- [Exercise]
Give the count of lines in the data that include "inférieure", with no other words.

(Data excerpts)
---------------

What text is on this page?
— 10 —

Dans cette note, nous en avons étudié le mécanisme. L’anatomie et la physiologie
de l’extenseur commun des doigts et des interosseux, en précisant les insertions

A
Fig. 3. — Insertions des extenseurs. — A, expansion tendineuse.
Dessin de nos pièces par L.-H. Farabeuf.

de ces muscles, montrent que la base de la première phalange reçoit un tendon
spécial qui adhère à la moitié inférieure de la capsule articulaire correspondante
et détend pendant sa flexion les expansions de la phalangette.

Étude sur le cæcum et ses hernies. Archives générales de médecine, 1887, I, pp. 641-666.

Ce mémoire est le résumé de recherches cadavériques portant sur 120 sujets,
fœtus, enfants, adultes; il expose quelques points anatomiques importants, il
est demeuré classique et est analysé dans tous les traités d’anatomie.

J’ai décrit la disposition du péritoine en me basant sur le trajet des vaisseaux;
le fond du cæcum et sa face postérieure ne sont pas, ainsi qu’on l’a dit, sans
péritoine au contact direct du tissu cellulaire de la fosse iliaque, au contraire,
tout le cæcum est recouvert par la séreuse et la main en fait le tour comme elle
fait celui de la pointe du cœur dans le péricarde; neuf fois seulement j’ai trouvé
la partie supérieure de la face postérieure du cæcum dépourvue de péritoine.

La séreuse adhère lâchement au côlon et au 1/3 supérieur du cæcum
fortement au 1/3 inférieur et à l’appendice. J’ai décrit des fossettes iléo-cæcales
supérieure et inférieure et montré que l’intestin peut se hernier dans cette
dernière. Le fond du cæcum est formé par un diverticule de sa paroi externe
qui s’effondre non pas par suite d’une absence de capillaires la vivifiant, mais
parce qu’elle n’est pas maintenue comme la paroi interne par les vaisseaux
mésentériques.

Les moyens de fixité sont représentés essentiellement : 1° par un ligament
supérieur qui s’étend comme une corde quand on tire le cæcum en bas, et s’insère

---------------

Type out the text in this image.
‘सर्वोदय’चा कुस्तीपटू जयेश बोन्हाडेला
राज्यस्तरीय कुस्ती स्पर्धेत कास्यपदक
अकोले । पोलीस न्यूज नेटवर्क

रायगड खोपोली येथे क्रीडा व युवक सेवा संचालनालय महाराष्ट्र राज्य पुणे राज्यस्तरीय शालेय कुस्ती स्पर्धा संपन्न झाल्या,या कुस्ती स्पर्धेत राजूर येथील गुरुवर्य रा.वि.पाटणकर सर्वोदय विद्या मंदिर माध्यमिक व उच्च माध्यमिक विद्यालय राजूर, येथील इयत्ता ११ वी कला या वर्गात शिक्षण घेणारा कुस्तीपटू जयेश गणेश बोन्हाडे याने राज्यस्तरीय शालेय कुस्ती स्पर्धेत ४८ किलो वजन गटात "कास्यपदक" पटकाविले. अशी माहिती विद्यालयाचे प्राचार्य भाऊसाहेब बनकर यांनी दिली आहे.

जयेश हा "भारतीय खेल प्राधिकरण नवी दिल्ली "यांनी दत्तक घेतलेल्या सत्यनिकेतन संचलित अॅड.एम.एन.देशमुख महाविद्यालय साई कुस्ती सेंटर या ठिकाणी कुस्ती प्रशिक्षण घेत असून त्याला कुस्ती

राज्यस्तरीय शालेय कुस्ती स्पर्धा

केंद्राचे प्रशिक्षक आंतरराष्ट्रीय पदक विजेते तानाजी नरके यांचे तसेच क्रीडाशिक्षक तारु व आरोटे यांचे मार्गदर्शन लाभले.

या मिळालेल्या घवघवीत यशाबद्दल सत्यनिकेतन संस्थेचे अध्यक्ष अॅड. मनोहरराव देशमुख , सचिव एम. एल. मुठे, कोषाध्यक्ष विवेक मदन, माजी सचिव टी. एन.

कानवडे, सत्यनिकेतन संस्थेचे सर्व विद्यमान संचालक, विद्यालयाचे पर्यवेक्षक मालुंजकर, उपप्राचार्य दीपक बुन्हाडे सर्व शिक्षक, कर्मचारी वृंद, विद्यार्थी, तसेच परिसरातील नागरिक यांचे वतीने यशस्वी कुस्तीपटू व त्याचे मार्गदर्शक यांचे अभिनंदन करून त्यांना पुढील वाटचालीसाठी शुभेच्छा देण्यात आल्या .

---------------

- [Exercise response]
2